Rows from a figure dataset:
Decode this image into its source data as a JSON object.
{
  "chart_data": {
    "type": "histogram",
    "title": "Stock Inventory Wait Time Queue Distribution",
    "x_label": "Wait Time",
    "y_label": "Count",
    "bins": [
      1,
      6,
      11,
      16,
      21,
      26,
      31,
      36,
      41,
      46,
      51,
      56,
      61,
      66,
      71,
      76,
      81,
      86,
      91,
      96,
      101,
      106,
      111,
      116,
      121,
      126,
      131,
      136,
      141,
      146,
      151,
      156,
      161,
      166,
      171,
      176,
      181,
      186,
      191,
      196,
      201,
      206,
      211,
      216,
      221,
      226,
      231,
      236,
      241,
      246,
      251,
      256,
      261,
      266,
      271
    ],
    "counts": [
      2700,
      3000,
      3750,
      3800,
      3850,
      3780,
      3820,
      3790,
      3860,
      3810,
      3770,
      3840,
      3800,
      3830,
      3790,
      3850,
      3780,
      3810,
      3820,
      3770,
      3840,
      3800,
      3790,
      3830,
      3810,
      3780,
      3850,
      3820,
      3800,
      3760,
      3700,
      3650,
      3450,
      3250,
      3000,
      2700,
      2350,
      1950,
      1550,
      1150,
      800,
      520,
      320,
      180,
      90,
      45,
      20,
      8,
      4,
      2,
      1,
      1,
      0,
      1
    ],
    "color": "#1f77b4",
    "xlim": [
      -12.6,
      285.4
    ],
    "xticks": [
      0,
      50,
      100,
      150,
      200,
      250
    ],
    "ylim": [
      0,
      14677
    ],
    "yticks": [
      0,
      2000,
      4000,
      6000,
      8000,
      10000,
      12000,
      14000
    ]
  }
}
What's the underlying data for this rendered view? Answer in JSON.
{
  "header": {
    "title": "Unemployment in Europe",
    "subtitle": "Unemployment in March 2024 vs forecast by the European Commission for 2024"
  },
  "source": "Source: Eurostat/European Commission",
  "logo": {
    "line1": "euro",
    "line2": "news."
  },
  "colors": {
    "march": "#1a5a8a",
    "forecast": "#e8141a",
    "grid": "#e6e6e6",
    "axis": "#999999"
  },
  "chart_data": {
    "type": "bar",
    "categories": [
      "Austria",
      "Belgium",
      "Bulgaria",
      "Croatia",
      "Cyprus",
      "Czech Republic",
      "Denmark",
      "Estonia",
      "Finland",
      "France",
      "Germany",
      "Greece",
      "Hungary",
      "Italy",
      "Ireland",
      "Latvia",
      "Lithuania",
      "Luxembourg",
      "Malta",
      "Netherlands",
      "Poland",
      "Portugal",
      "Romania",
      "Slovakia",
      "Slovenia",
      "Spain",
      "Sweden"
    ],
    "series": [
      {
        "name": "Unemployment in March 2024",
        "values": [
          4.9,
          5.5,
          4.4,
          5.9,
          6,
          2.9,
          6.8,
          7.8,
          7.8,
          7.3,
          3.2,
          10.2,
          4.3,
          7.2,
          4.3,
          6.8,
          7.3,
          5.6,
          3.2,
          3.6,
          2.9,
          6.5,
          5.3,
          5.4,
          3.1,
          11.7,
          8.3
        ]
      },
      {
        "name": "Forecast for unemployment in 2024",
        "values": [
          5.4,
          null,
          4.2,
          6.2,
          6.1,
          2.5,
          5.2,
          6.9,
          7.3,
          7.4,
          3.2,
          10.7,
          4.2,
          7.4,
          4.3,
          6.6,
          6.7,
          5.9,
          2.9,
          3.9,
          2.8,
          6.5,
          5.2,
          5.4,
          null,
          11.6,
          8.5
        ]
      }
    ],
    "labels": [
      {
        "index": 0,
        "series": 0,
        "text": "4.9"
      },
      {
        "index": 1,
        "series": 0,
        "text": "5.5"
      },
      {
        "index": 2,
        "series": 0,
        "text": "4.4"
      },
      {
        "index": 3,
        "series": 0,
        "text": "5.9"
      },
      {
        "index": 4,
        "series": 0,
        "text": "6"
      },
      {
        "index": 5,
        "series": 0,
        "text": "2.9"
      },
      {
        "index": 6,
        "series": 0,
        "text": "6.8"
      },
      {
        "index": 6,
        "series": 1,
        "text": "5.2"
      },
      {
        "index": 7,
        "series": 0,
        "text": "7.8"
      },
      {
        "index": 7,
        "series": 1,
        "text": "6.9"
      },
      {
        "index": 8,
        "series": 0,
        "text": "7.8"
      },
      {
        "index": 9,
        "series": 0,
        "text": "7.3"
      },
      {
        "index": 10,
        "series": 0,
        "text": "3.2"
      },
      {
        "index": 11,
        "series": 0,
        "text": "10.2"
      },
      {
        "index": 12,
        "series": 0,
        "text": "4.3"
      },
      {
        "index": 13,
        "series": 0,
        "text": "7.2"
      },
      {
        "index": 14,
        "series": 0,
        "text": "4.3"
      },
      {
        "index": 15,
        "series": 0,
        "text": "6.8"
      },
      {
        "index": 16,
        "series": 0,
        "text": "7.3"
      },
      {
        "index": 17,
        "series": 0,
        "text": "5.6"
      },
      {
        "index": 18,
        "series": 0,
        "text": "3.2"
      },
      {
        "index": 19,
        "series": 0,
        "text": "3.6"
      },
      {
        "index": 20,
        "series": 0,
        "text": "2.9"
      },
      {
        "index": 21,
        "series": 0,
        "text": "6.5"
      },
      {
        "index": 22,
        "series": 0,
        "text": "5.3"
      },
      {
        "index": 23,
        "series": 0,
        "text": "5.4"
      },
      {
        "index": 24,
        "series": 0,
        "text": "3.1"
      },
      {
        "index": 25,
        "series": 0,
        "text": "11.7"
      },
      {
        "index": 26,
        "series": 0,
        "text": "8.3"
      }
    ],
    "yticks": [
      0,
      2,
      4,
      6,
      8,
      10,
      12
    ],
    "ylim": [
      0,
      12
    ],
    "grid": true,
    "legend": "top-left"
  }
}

#### AIM:
Write the material out exactly, with nothing left out.

#### THE REPLY:
Decode this image into its source data as a JSON object.
{
  "chart_data": {
    "type": "histogram",
    "title": "Stock Inventory Wait Time Queue Distribution",
    "x_label": "Wait Time",
    "y_label": "Count",
    "bins": [
      1,
      6,
      11,
      16,
      21,
      26,
      31,
      36,
      41,
      46,
      51,
      56,
      61,
      66,
      71,
      76,
      81,
      86,
      91,
      96,
      101,
      106,
      111,
      116,
      121,
      126,
      131,
      136,
      141,
      146,
      151,
      156,
      161,
      166,
      171,
      176,
      181,
      186,
      191,
      196,
      201,
      206,
      211,
      216,
      221,
      226,
      231,
      236,
      241,
      246,
      251,
      256,
      261,
      266,
      271
    ],
    "counts": [
      2700,
      3000,
      3750,
      3800,
      3850,
      3780,
      3820,
      3790,
      3860,
      3810,
      3770,
      3840,
      3800,
      3830,
      3790,
      3850,
      3780,
      3810,
      3820,
      3770,
      3840,
      3800,
      3790,
      3830,
      3810,
      3780,
      3850,
      3820,
      3800,
      3760,
      3700,
      3650,
      3450,
      3250,
      3000,
      2700,
      2350,
      1950,
      1550,
      1150,
      800,
      520,
      320,
      180,
      90,
      45,
      20,
      8,
      4,
      2,
      1,
      1,
      0,
      1
    ],
    "color": "#1f77b4",
    "xlim": [
      -12.6,
      285.4
    ],
    "xticks": [
      0,
      50,
      100,
      150,
      200,
      250
    ],
    "ylim": [
      0,
      14677
    ],
    "yticks": [
      0,
      2000,
      4000,
      6000,
      8000,
      10000,
      12000,
      14000
    ]
  }
}
What's the underlying data for this rendered view? Answer in JSON.
{
  "header": {
    "title": "Unemployment in Europe",
    "subtitle": "Unemployment in March 2024 vs forecast by the European Commission for 2024"
  },
  "source": "Source: Eurostat/European Commission",
  "logo": {
    "line1": "euro",
    "line2": "news."
  },
  "colors": {
    "march": "#1a5a8a",
    "forecast": "#e8141a",
    "grid": "#e6e6e6",
    "axis": "#999999"
  },
  "chart_data": {
    "type": "bar",
    "categories": [
      "Austria",
      "Belgium",
      "Bulgaria",
      "Croatia",
      "Cyprus",
      "Czech Republic",
      "Denmark",
      "Estonia",
      "Finland",
      "France",
      "Germany",
      "Greece",
      "Hungary",
      "Italy",
      "Ireland",
      "Latvia",
      "Lithuania",
      "Luxembourg",
      "Malta",
      "Netherlands",
      "Poland",
      "Portugal",
      "Romania",
      "Slovakia",
      "Slovenia",
      "Spain",
      "Sweden"
    ],
    "series": [
      {
        "name": "Unemployment in March 2024",
        "values": [
          4.9,
          5.5,
          4.4,
          5.9,
          6,
          2.9,
          6.8,
          7.8,
          7.8,
          7.3,
          3.2,
          10.2,
          4.3,
          7.2,
          4.3,
          6.8,
          7.3,
          5.6,
          3.2,
          3.6,
          2.9,
          6.5,
          5.3,
          5.4,
          3.1,
          11.7,
          8.3
        ]
      },
      {
        "name": "Forecast for unemployment in 2024",
        "values": [
          5.4,
          null,
          4.2,
          6.2,
          6.1,
          2.5,
          5.2,
          6.9,
          7.3,
          7.4,
          3.2,
          10.7,
          4.2,
          7.4,
          4.3,
          6.6,
          6.7,
          5.9,
          2.9,
          3.9,
          2.8,
          6.5,
          5.2,
          5.4,
          null,
          11.6,
          8.5
        ]
      }
    ],
    "labels": [
      {
        "index": 0,
        "series": 0,
        "text": "4.9"
      },
      {
        "index": 1,
        "series": 0,
        "text": "5.5"
      },
      {
        "index": 2,
        "series": 0,
        "text": "4.4"
      },
      {
        "index": 3,
        "series": 0,
        "text": "5.9"
      },
      {
        "index": 4,
        "series": 0,
        "text": "6"
      },
      {
        "index": 5,
        "series": 0,
        "text": "2.9"
      },
      {
        "index": 6,
        "series": 0,
        "text": "6.8"
      },
      {
        "index": 6,
        "series": 1,
        "text": "5.2"
      },
      {
        "index": 7,
        "series": 0,
        "text": "7.8"
      },
      {
        "index": 7,
        "series": 1,
        "text": "6.9"
      },
      {
        "index": 8,
        "series": 0,
        "text": "7.8"
      },
      {
        "index": 9,
        "series": 0,
        "text": "7.3"
      },
      {
        "index": 10,
        "series": 0,
        "text": "3.2"
      },
      {
        "index": 11,
        "series": 0,
        "text": "10.2"
      },
      {
        "index": 12,
        "series": 0,
        "text": "4.3"
      },
      {
        "index": 13,
        "series": 0,
        "text": "7.2"
      },
      {
        "index": 14,
        "series": 0,
        "text": "4.3"
      },
      {
        "index": 15,
        "series": 0,
        "text": "6.8"
      },
      {
        "index": 16,
        "series": 0,
        "text": "7.3"
      },
      {
        "index": 17,
        "series": 0,
        "text": "5.6"
      },
      {
        "index": 18,
        "series": 0,
        "text": "3.2"
      },
      {
        "index": 19,
        "series": 0,
        "text": "3.6"
      },
      {
        "index": 20,
        "series": 0,
        "text": "2.9"
      },
      {
        "index": 21,
        "series": 0,
        "text": "6.5"
      },
      {
        "index": 22,
        "series": 0,
        "text": "5.3"
      },
      {
        "index": 23,
        "series": 0,
        "text": "5.4"
      },
      {
        "index": 24,
        "series": 0,
        "text": "3.1"
      },
      {
        "index": 25,
        "series": 0,
        "text": "11.7"
      },
      {
        "index": 26,
        "series": 0,
        "text": "8.3"
      }
    ],
    "yticks": [
      0,
      2,
      4,
      6,
      8,
      10,
      12
    ],
    "ylim": [
      0,
      12
    ],
    "grid": true,
    "legend": "top-left"
  }
}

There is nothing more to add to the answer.